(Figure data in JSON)
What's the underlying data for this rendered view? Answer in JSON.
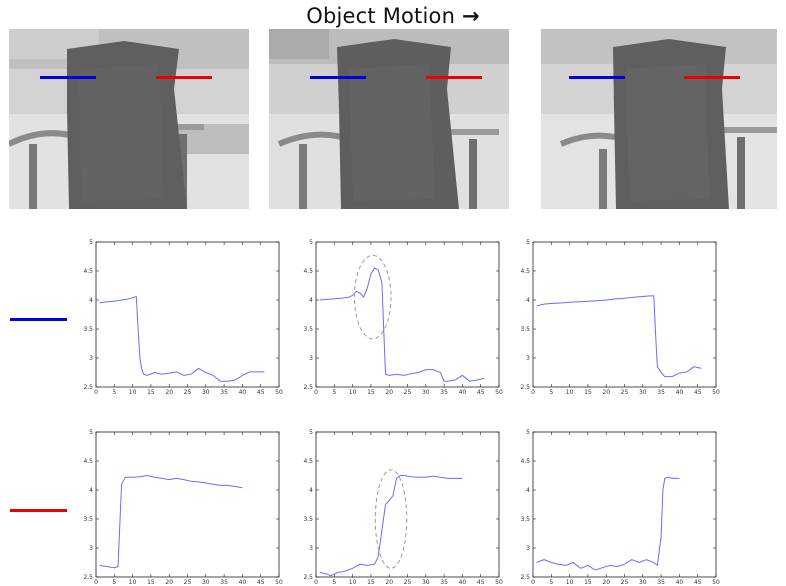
{
  "header": {
    "title": "Object Motion",
    "arrow": "→"
  },
  "colors": {
    "blue_line": "#0000dd",
    "red_line": "#ee0000",
    "plot_line": "#6b6bff",
    "ellipse": "#9a9a9a"
  },
  "frames": [
    {
      "name": "frame-1"
    },
    {
      "name": "frame-2"
    },
    {
      "name": "frame-3"
    }
  ],
  "legend": [
    {
      "name": "blue-series-swatch",
      "color": "#0000dd"
    },
    {
      "name": "red-series-swatch",
      "color": "#ee0000"
    }
  ],
  "chart_data": [
    {
      "type": "line",
      "row": "blue",
      "col": 1,
      "xlim": [
        0,
        50
      ],
      "ylim": [
        2.5,
        5
      ],
      "xticks": [
        0,
        5,
        10,
        15,
        20,
        25,
        30,
        35,
        40,
        45,
        50
      ],
      "yticks": [
        2.5,
        3,
        3.5,
        4,
        4.5,
        5
      ],
      "series": [
        {
          "x": [
            1,
            3,
            5,
            7,
            9,
            10,
            11,
            11.5,
            12,
            12.5,
            13,
            14,
            16,
            18,
            20,
            22,
            24,
            26,
            28,
            30,
            32,
            34,
            36,
            38,
            40,
            42,
            44,
            46
          ],
          "y": [
            3.95,
            3.97,
            3.98,
            4.0,
            4.02,
            4.04,
            4.06,
            3.5,
            3.0,
            2.8,
            2.72,
            2.7,
            2.75,
            2.72,
            2.74,
            2.76,
            2.7,
            2.72,
            2.82,
            2.75,
            2.7,
            2.6,
            2.6,
            2.62,
            2.7,
            2.76,
            2.76,
            2.76
          ]
        }
      ],
      "ellipse": null
    },
    {
      "type": "line",
      "row": "blue",
      "col": 2,
      "xlim": [
        0,
        50
      ],
      "ylim": [
        2.5,
        5
      ],
      "xticks": [
        0,
        5,
        10,
        15,
        20,
        25,
        30,
        35,
        40,
        45,
        50
      ],
      "yticks": [
        2.5,
        3,
        3.5,
        4,
        4.5,
        5
      ],
      "series": [
        {
          "x": [
            1,
            3,
            5,
            7,
            9,
            10,
            11,
            12,
            13,
            14,
            15,
            16,
            17,
            18,
            18.5,
            19,
            20,
            22,
            24,
            26,
            28,
            30,
            32,
            34,
            35,
            36,
            38,
            40,
            42,
            44,
            46
          ],
          "y": [
            4.0,
            4.01,
            4.02,
            4.03,
            4.05,
            4.08,
            4.15,
            4.12,
            4.05,
            4.2,
            4.45,
            4.55,
            4.52,
            4.3,
            3.5,
            2.72,
            2.7,
            2.72,
            2.7,
            2.73,
            2.75,
            2.8,
            2.8,
            2.75,
            2.6,
            2.6,
            2.62,
            2.7,
            2.6,
            2.62,
            2.65
          ]
        }
      ],
      "ellipse": {
        "cx": 15.5,
        "cy": 4.05,
        "rx": 5,
        "ry": 0.72
      }
    },
    {
      "type": "line",
      "row": "blue",
      "col": 3,
      "xlim": [
        0,
        50
      ],
      "ylim": [
        2.5,
        5
      ],
      "xticks": [
        0,
        5,
        10,
        15,
        20,
        25,
        30,
        35,
        40,
        45,
        50
      ],
      "yticks": [
        2.5,
        3,
        3.5,
        4,
        4.5,
        5
      ],
      "series": [
        {
          "x": [
            1,
            3,
            5,
            8,
            10,
            13,
            15,
            18,
            20,
            23,
            25,
            28,
            30,
            32,
            33,
            33.5,
            34,
            35,
            36,
            38,
            40,
            42,
            44,
            46
          ],
          "y": [
            3.9,
            3.93,
            3.94,
            3.95,
            3.96,
            3.97,
            3.98,
            3.99,
            4.0,
            4.02,
            4.03,
            4.05,
            4.06,
            4.07,
            4.07,
            3.4,
            2.85,
            2.75,
            2.68,
            2.68,
            2.74,
            2.76,
            2.85,
            2.82
          ]
        }
      ],
      "ellipse": null
    },
    {
      "type": "line",
      "row": "red",
      "col": 1,
      "xlim": [
        0,
        50
      ],
      "ylim": [
        2.5,
        5
      ],
      "xticks": [
        0,
        5,
        10,
        15,
        20,
        25,
        30,
        35,
        40,
        45,
        50
      ],
      "yticks": [
        2.5,
        3,
        3.5,
        4,
        4.5,
        5
      ],
      "series": [
        {
          "x": [
            1,
            3,
            5,
            6,
            6.5,
            7,
            8,
            10,
            12,
            14,
            16,
            18,
            20,
            22,
            24,
            26,
            28,
            30,
            32,
            34,
            36,
            38,
            40
          ],
          "y": [
            2.7,
            2.68,
            2.66,
            2.68,
            3.4,
            4.1,
            4.22,
            4.22,
            4.23,
            4.25,
            4.22,
            4.2,
            4.18,
            4.2,
            4.18,
            4.15,
            4.14,
            4.12,
            4.1,
            4.08,
            4.08,
            4.06,
            4.04
          ]
        }
      ],
      "ellipse": null
    },
    {
      "type": "line",
      "row": "red",
      "col": 2,
      "xlim": [
        0,
        50
      ],
      "ylim": [
        2.5,
        5
      ],
      "xticks": [
        0,
        5,
        10,
        15,
        20,
        25,
        30,
        35,
        40,
        45,
        50
      ],
      "yticks": [
        2.5,
        3,
        3.5,
        4,
        4.5,
        5
      ],
      "series": [
        {
          "x": [
            1,
            3,
            4,
            6,
            8,
            10,
            12,
            14,
            16,
            17,
            18,
            19,
            20,
            21,
            22,
            23,
            24,
            26,
            28,
            30,
            32,
            34,
            36,
            38,
            40
          ],
          "y": [
            2.58,
            2.55,
            2.52,
            2.58,
            2.6,
            2.65,
            2.72,
            2.7,
            2.72,
            2.85,
            3.3,
            3.75,
            3.82,
            3.9,
            4.2,
            4.25,
            4.25,
            4.23,
            4.22,
            4.22,
            4.24,
            4.22,
            4.2,
            4.2,
            4.2
          ]
        }
      ],
      "ellipse": {
        "cx": 20.5,
        "cy": 3.5,
        "rx": 4.3,
        "ry": 0.85
      }
    },
    {
      "type": "line",
      "row": "red",
      "col": 3,
      "xlim": [
        0,
        50
      ],
      "ylim": [
        2.5,
        5
      ],
      "xticks": [
        0,
        5,
        10,
        15,
        20,
        25,
        30,
        35,
        40,
        45,
        50
      ],
      "yticks": [
        2.5,
        3,
        3.5,
        4,
        4.5,
        5
      ],
      "series": [
        {
          "x": [
            1,
            3,
            5,
            7,
            9,
            11,
            13,
            15,
            17,
            19,
            21,
            23,
            25,
            27,
            29,
            31,
            33,
            34,
            35,
            35.5,
            36,
            37,
            38,
            40
          ],
          "y": [
            2.75,
            2.8,
            2.75,
            2.72,
            2.7,
            2.75,
            2.65,
            2.7,
            2.62,
            2.66,
            2.7,
            2.68,
            2.72,
            2.8,
            2.75,
            2.8,
            2.75,
            2.7,
            3.2,
            4.0,
            4.2,
            4.22,
            4.2,
            4.2
          ]
        }
      ],
      "ellipse": null
    }
  ]
}
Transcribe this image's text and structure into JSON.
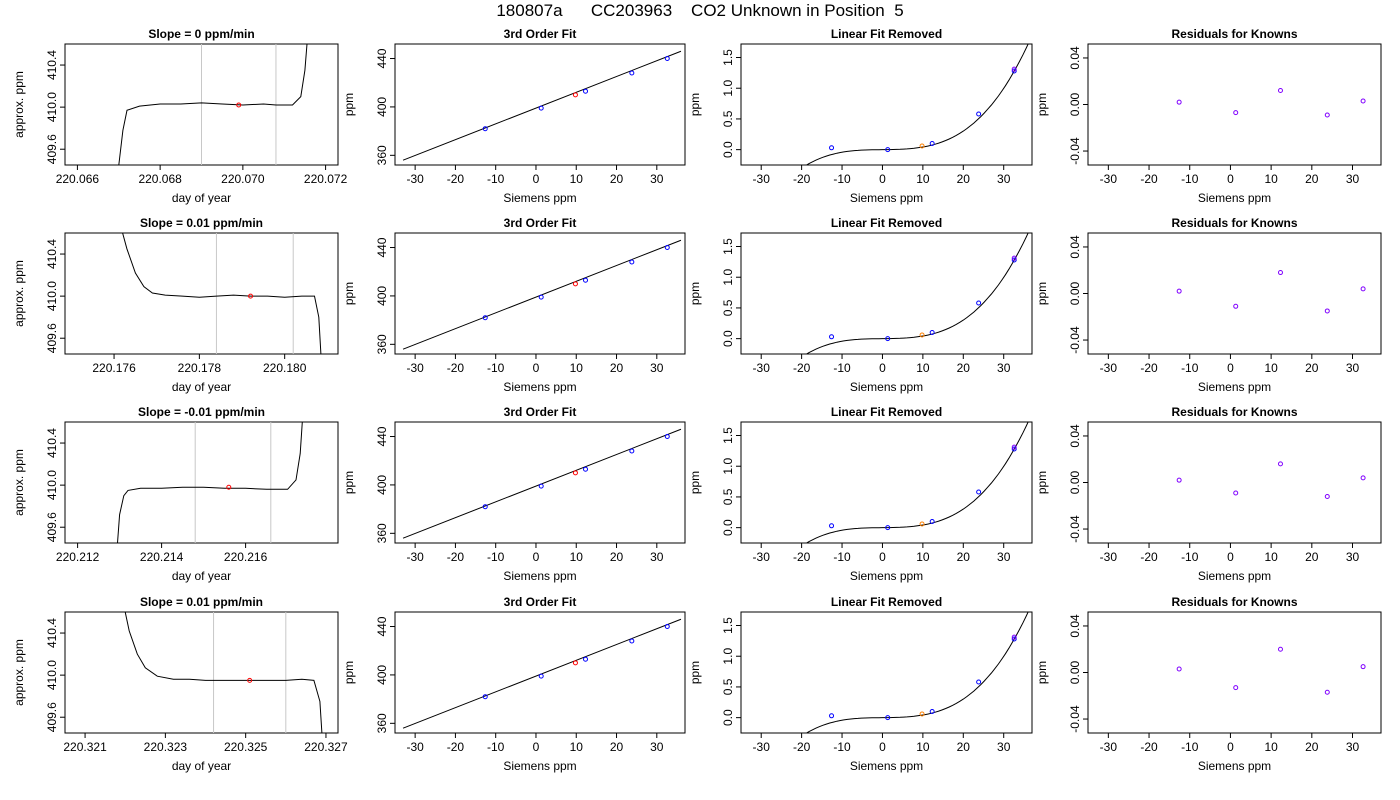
{
  "page_title": "180807a      CC203963    CO2 Unknown in Position  5",
  "colors": {
    "axis": "#000000",
    "trace_line": "#000000",
    "window_line": "#c8c8c8",
    "known_points": "#0000ff",
    "unknown_point": "#ff0000",
    "unknown_point_linear": "#ff8000",
    "residual_points": "#8000ff",
    "fit_line": "#000000"
  },
  "chart_data": [
    {
      "type": "line",
      "title": "Slope =  0  ppm/min",
      "xlabel": "day of year",
      "ylabel": "approx. ppm",
      "xlim": [
        220.0657,
        220.0723
      ],
      "ylim": [
        409.45,
        410.6
      ],
      "xticks": [
        "220.066",
        "220.068",
        "220.070",
        "220.072"
      ],
      "xtick_values": [
        220.066,
        220.068,
        220.07,
        220.072
      ],
      "yticks": [
        "409.6",
        "410.0",
        "410.4"
      ],
      "ytick_values": [
        409.6,
        410.0,
        410.4
      ],
      "grid": false,
      "window_lines": [
        220.069,
        220.0708
      ],
      "series": [
        {
          "x": [
            220.067,
            220.0671,
            220.0672,
            220.0675,
            220.068,
            220.0685,
            220.069,
            220.0695,
            220.07,
            220.0705,
            220.0708,
            220.0712,
            220.0714,
            220.0715,
            220.07155
          ],
          "y": [
            409.45,
            409.78,
            409.97,
            410.01,
            410.03,
            410.03,
            410.04,
            410.03,
            410.02,
            410.03,
            410.02,
            410.02,
            410.1,
            410.35,
            410.6
          ]
        }
      ],
      "markers": [
        {
          "x": 220.0699,
          "y": 410.02
        }
      ]
    },
    {
      "type": "line",
      "title": "3rd Order Fit",
      "xlabel": "Siemens ppm",
      "ylabel": "ppm",
      "xlim": [
        -35,
        37
      ],
      "ylim": [
        352,
        452
      ],
      "xticks": [
        "-30",
        "-20",
        "-10",
        "0",
        "10",
        "20",
        "30"
      ],
      "xtick_values": [
        -30,
        -20,
        -10,
        0,
        10,
        20,
        30
      ],
      "yticks": [
        "360",
        "400",
        "440"
      ],
      "ytick_values": [
        360,
        400,
        440
      ],
      "grid": false,
      "fit": "linear",
      "fit_line": {
        "x": [
          -33,
          36
        ],
        "y": [
          356,
          446
        ]
      },
      "known_points": {
        "x": [
          -12.6,
          1.3,
          12.3,
          23.8,
          32.6
        ],
        "y": [
          382,
          399,
          413,
          428,
          440
        ]
      },
      "unknown_point": {
        "x": 9.8,
        "y": 410
      }
    },
    {
      "type": "line",
      "title": "Linear Fit Removed",
      "xlabel": "Siemens ppm",
      "ylabel": "ppm",
      "xlim": [
        -35,
        37
      ],
      "ylim": [
        -0.25,
        1.72
      ],
      "xticks": [
        "-30",
        "-20",
        "-10",
        "0",
        "10",
        "20",
        "30"
      ],
      "xtick_values": [
        -30,
        -20,
        -10,
        0,
        10,
        20,
        30
      ],
      "yticks": [
        "0.0",
        "0.5",
        "1.0",
        "1.5"
      ],
      "ytick_values": [
        0.0,
        0.5,
        1.0,
        1.5
      ],
      "grid": false,
      "fit": "cubic",
      "fit_curve": {
        "x0": -33,
        "x1": 36.5,
        "coeffs": [
          0.0,
          0.0006,
          3e-06,
          3.62e-05
        ]
      },
      "known_points": {
        "x": [
          -12.6,
          1.3,
          12.3,
          23.8,
          32.6
        ],
        "y": [
          0.03,
          0.0,
          0.1,
          0.58,
          1.28
        ]
      },
      "known_points_alt": {
        "x": [
          32.6
        ],
        "y": [
          1.31
        ]
      },
      "unknown_point": {
        "x": 9.8,
        "y": 0.06
      }
    },
    {
      "type": "scatter",
      "title": "Residuals for Knowns",
      "xlabel": "Siemens ppm",
      "ylabel": "ppm",
      "xlim": [
        -35,
        37
      ],
      "ylim": [
        -0.052,
        0.052
      ],
      "xticks": [
        "-30",
        "-20",
        "-10",
        "0",
        "10",
        "20",
        "30"
      ],
      "xtick_values": [
        -30,
        -20,
        -10,
        0,
        10,
        20,
        30
      ],
      "yticks": [
        "-0.04",
        "0.00",
        "0.04"
      ],
      "ytick_values": [
        -0.04,
        0.0,
        0.04
      ],
      "grid": false,
      "points": {
        "x": [
          -12.6,
          1.3,
          12.3,
          23.8,
          32.6
        ],
        "y": [
          0.002,
          -0.007,
          0.012,
          -0.009,
          0.003
        ]
      }
    },
    {
      "type": "line",
      "title": "Slope =  0.01  ppm/min",
      "xlabel": "day of year",
      "ylabel": "approx. ppm",
      "xlim": [
        220.17485,
        220.18125
      ],
      "ylim": [
        409.45,
        410.6
      ],
      "xticks": [
        "220.176",
        "220.178",
        "220.180"
      ],
      "xtick_values": [
        220.176,
        220.178,
        220.18
      ],
      "yticks": [
        "409.6",
        "410.0",
        "410.4"
      ],
      "ytick_values": [
        409.6,
        410.0,
        410.4
      ],
      "grid": false,
      "window_lines": [
        220.1784,
        220.1802
      ],
      "series": [
        {
          "x": [
            220.1762,
            220.1763,
            220.1765,
            220.1767,
            220.1769,
            220.1772,
            220.1776,
            220.178,
            220.1784,
            220.1788,
            220.1792,
            220.1796,
            220.18,
            220.1804,
            220.1807,
            220.1808,
            220.18085
          ],
          "y": [
            410.6,
            410.45,
            410.22,
            410.09,
            410.03,
            410.01,
            410.0,
            409.99,
            410.0,
            410.01,
            410.0,
            410.0,
            409.99,
            410.0,
            410.0,
            409.8,
            409.45
          ]
        }
      ],
      "markers": [
        {
          "x": 220.1792,
          "y": 410.0
        }
      ]
    },
    {
      "type": "line",
      "title": "3rd Order Fit",
      "xlabel": "Siemens ppm",
      "ylabel": "ppm",
      "xlim": [
        -35,
        37
      ],
      "ylim": [
        352,
        452
      ],
      "xticks": [
        "-30",
        "-20",
        "-10",
        "0",
        "10",
        "20",
        "30"
      ],
      "xtick_values": [
        -30,
        -20,
        -10,
        0,
        10,
        20,
        30
      ],
      "yticks": [
        "360",
        "400",
        "440"
      ],
      "ytick_values": [
        360,
        400,
        440
      ],
      "grid": false,
      "fit": "linear",
      "fit_line": {
        "x": [
          -33,
          36
        ],
        "y": [
          356,
          446
        ]
      },
      "known_points": {
        "x": [
          -12.6,
          1.3,
          12.3,
          23.8,
          32.6
        ],
        "y": [
          382,
          399,
          413,
          428,
          440
        ]
      },
      "unknown_point": {
        "x": 9.8,
        "y": 410
      }
    },
    {
      "type": "line",
      "title": "Linear Fit Removed",
      "xlabel": "Siemens ppm",
      "ylabel": "ppm",
      "xlim": [
        -35,
        37
      ],
      "ylim": [
        -0.25,
        1.72
      ],
      "xticks": [
        "-30",
        "-20",
        "-10",
        "0",
        "10",
        "20",
        "30"
      ],
      "xtick_values": [
        -30,
        -20,
        -10,
        0,
        10,
        20,
        30
      ],
      "yticks": [
        "0.0",
        "0.5",
        "1.0",
        "1.5"
      ],
      "ytick_values": [
        0.0,
        0.5,
        1.0,
        1.5
      ],
      "grid": false,
      "fit": "cubic",
      "fit_curve": {
        "x0": -33,
        "x1": 36.5,
        "coeffs": [
          0.0,
          0.0006,
          3e-06,
          3.62e-05
        ]
      },
      "known_points": {
        "x": [
          -12.6,
          1.3,
          12.3,
          23.8,
          32.6
        ],
        "y": [
          0.03,
          0.0,
          0.1,
          0.58,
          1.28
        ]
      },
      "known_points_alt": {
        "x": [
          32.6
        ],
        "y": [
          1.31
        ]
      },
      "unknown_point": {
        "x": 9.8,
        "y": 0.06
      }
    },
    {
      "type": "scatter",
      "title": "Residuals for Knowns",
      "xlabel": "Siemens ppm",
      "ylabel": "ppm",
      "xlim": [
        -35,
        37
      ],
      "ylim": [
        -0.052,
        0.052
      ],
      "xticks": [
        "-30",
        "-20",
        "-10",
        "0",
        "10",
        "20",
        "30"
      ],
      "xtick_values": [
        -30,
        -20,
        -10,
        0,
        10,
        20,
        30
      ],
      "yticks": [
        "-0.04",
        "0.00",
        "0.04"
      ],
      "ytick_values": [
        -0.04,
        0.0,
        0.04
      ],
      "grid": false,
      "points": {
        "x": [
          -12.6,
          1.3,
          12.3,
          23.8,
          32.6
        ],
        "y": [
          0.002,
          -0.011,
          0.018,
          -0.015,
          0.004
        ]
      }
    },
    {
      "type": "line",
      "title": "Slope =  -0.01  ppm/min",
      "xlabel": "day of year",
      "ylabel": "approx. ppm",
      "xlim": [
        220.2117,
        220.2182
      ],
      "ylim": [
        409.45,
        410.6
      ],
      "xticks": [
        "220.212",
        "220.214",
        "220.216"
      ],
      "xtick_values": [
        220.212,
        220.214,
        220.216
      ],
      "yticks": [
        "409.6",
        "410.0",
        "410.4"
      ],
      "ytick_values": [
        409.6,
        410.0,
        410.4
      ],
      "grid": false,
      "window_lines": [
        220.2148,
        220.2166
      ],
      "series": [
        {
          "x": [
            220.21295,
            220.213,
            220.2131,
            220.2132,
            220.2135,
            220.214,
            220.2145,
            220.215,
            220.2155,
            220.216,
            220.2165,
            220.217,
            220.2172,
            220.2173,
            220.21735
          ],
          "y": [
            409.45,
            409.72,
            409.9,
            409.95,
            409.97,
            409.97,
            409.98,
            409.98,
            409.97,
            409.97,
            409.96,
            409.96,
            410.05,
            410.3,
            410.6
          ]
        }
      ],
      "markers": [
        {
          "x": 220.2156,
          "y": 409.98
        }
      ]
    },
    {
      "type": "line",
      "title": "3rd Order Fit",
      "xlabel": "Siemens ppm",
      "ylabel": "ppm",
      "xlim": [
        -35,
        37
      ],
      "ylim": [
        352,
        452
      ],
      "xticks": [
        "-30",
        "-20",
        "-10",
        "0",
        "10",
        "20",
        "30"
      ],
      "xtick_values": [
        -30,
        -20,
        -10,
        0,
        10,
        20,
        30
      ],
      "yticks": [
        "360",
        "400",
        "440"
      ],
      "ytick_values": [
        360,
        400,
        440
      ],
      "grid": false,
      "fit": "linear",
      "fit_line": {
        "x": [
          -33,
          36
        ],
        "y": [
          356,
          446
        ]
      },
      "known_points": {
        "x": [
          -12.6,
          1.3,
          12.3,
          23.8,
          32.6
        ],
        "y": [
          382,
          399,
          413,
          428,
          440
        ]
      },
      "unknown_point": {
        "x": 9.8,
        "y": 410
      }
    },
    {
      "type": "line",
      "title": "Linear Fit Removed",
      "xlabel": "Siemens ppm",
      "ylabel": "ppm",
      "xlim": [
        -35,
        37
      ],
      "ylim": [
        -0.25,
        1.72
      ],
      "xticks": [
        "-30",
        "-20",
        "-10",
        "0",
        "10",
        "20",
        "30"
      ],
      "xtick_values": [
        -30,
        -20,
        -10,
        0,
        10,
        20,
        30
      ],
      "yticks": [
        "0.0",
        "0.5",
        "1.0",
        "1.5"
      ],
      "ytick_values": [
        0.0,
        0.5,
        1.0,
        1.5
      ],
      "grid": false,
      "fit": "cubic",
      "fit_curve": {
        "x0": -33,
        "x1": 36.5,
        "coeffs": [
          0.0,
          0.0006,
          3e-06,
          3.62e-05
        ]
      },
      "known_points": {
        "x": [
          -12.6,
          1.3,
          12.3,
          23.8,
          32.6
        ],
        "y": [
          0.03,
          0.0,
          0.1,
          0.58,
          1.28
        ]
      },
      "known_points_alt": {
        "x": [
          32.6
        ],
        "y": [
          1.31
        ]
      },
      "unknown_point": {
        "x": 9.8,
        "y": 0.06
      }
    },
    {
      "type": "scatter",
      "title": "Residuals for Knowns",
      "xlabel": "Siemens ppm",
      "ylabel": "ppm",
      "xlim": [
        -35,
        37
      ],
      "ylim": [
        -0.052,
        0.052
      ],
      "xticks": [
        "-30",
        "-20",
        "-10",
        "0",
        "10",
        "20",
        "30"
      ],
      "xtick_values": [
        -30,
        -20,
        -10,
        0,
        10,
        20,
        30
      ],
      "yticks": [
        "-0.04",
        "0.00",
        "0.04"
      ],
      "ytick_values": [
        -0.04,
        0.0,
        0.04
      ],
      "grid": false,
      "points": {
        "x": [
          -12.6,
          1.3,
          12.3,
          23.8,
          32.6
        ],
        "y": [
          0.002,
          -0.009,
          0.016,
          -0.012,
          0.004
        ]
      }
    },
    {
      "type": "line",
      "title": "Slope =  0.01  ppm/min",
      "xlabel": "day of year",
      "ylabel": "approx. ppm",
      "xlim": [
        220.3205,
        220.3273
      ],
      "ylim": [
        409.45,
        410.6
      ],
      "xticks": [
        "220.321",
        "220.323",
        "220.325",
        "220.327"
      ],
      "xtick_values": [
        220.321,
        220.323,
        220.325,
        220.327
      ],
      "yticks": [
        "409.6",
        "410.0",
        "410.4"
      ],
      "ytick_values": [
        409.6,
        410.0,
        410.4
      ],
      "grid": false,
      "window_lines": [
        220.3242,
        220.326
      ],
      "series": [
        {
          "x": [
            220.322,
            220.3221,
            220.3223,
            220.3225,
            220.3228,
            220.3232,
            220.3236,
            220.324,
            220.3244,
            220.3248,
            220.3252,
            220.3256,
            220.326,
            220.3264,
            220.3267,
            220.32685,
            220.3269
          ],
          "y": [
            410.6,
            410.42,
            410.2,
            410.07,
            409.99,
            409.96,
            409.96,
            409.95,
            409.95,
            409.95,
            409.95,
            409.95,
            409.95,
            409.96,
            409.95,
            409.75,
            409.45
          ]
        }
      ],
      "markers": [
        {
          "x": 220.3251,
          "y": 409.95
        }
      ]
    },
    {
      "type": "line",
      "title": "3rd Order Fit",
      "xlabel": "Siemens ppm",
      "ylabel": "ppm",
      "xlim": [
        -35,
        37
      ],
      "ylim": [
        352,
        452
      ],
      "xticks": [
        "-30",
        "-20",
        "-10",
        "0",
        "10",
        "20",
        "30"
      ],
      "xtick_values": [
        -30,
        -20,
        -10,
        0,
        10,
        20,
        30
      ],
      "yticks": [
        "360",
        "400",
        "440"
      ],
      "ytick_values": [
        360,
        400,
        440
      ],
      "grid": false,
      "fit": "linear",
      "fit_line": {
        "x": [
          -33,
          36
        ],
        "y": [
          356,
          446
        ]
      },
      "known_points": {
        "x": [
          -12.6,
          1.3,
          12.3,
          23.8,
          32.6
        ],
        "y": [
          382,
          399,
          413,
          428,
          440
        ]
      },
      "unknown_point": {
        "x": 9.8,
        "y": 410
      }
    },
    {
      "type": "line",
      "title": "Linear Fit Removed",
      "xlabel": "Siemens ppm",
      "ylabel": "ppm",
      "xlim": [
        -35,
        37
      ],
      "ylim": [
        -0.25,
        1.72
      ],
      "xticks": [
        "-30",
        "-20",
        "-10",
        "0",
        "10",
        "20",
        "30"
      ],
      "xtick_values": [
        -30,
        -20,
        -10,
        0,
        10,
        20,
        30
      ],
      "yticks": [
        "0.0",
        "0.5",
        "1.0",
        "1.5"
      ],
      "ytick_values": [
        0.0,
        0.5,
        1.0,
        1.5
      ],
      "grid": false,
      "fit": "cubic",
      "fit_curve": {
        "x0": -33,
        "x1": 36.5,
        "coeffs": [
          0.0,
          0.0006,
          3e-06,
          3.62e-05
        ]
      },
      "known_points": {
        "x": [
          -12.6,
          1.3,
          12.3,
          23.8,
          32.6
        ],
        "y": [
          0.03,
          0.0,
          0.1,
          0.58,
          1.28
        ]
      },
      "known_points_alt": {
        "x": [
          32.6
        ],
        "y": [
          1.31
        ]
      },
      "unknown_point": {
        "x": 9.8,
        "y": 0.06
      }
    },
    {
      "type": "scatter",
      "title": "Residuals for Knowns",
      "xlabel": "Siemens ppm",
      "ylabel": "ppm",
      "xlim": [
        -35,
        37
      ],
      "ylim": [
        -0.052,
        0.052
      ],
      "xticks": [
        "-30",
        "-20",
        "-10",
        "0",
        "10",
        "20",
        "30"
      ],
      "xtick_values": [
        -30,
        -20,
        -10,
        0,
        10,
        20,
        30
      ],
      "yticks": [
        "-0.04",
        "0.00",
        "0.04"
      ],
      "ytick_values": [
        -0.04,
        0.0,
        0.04
      ],
      "grid": false,
      "points": {
        "x": [
          -12.6,
          1.3,
          12.3,
          23.8,
          32.6
        ],
        "y": [
          0.003,
          -0.013,
          0.02,
          -0.017,
          0.005
        ]
      }
    }
  ]
}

### [WRITTEN TASK]
Copy out each line in the preceding records that contains "swatch".

### [COMPLETE ANSWER]
      "name": "blue-series-swatch",
      "name": "red-series-swatch",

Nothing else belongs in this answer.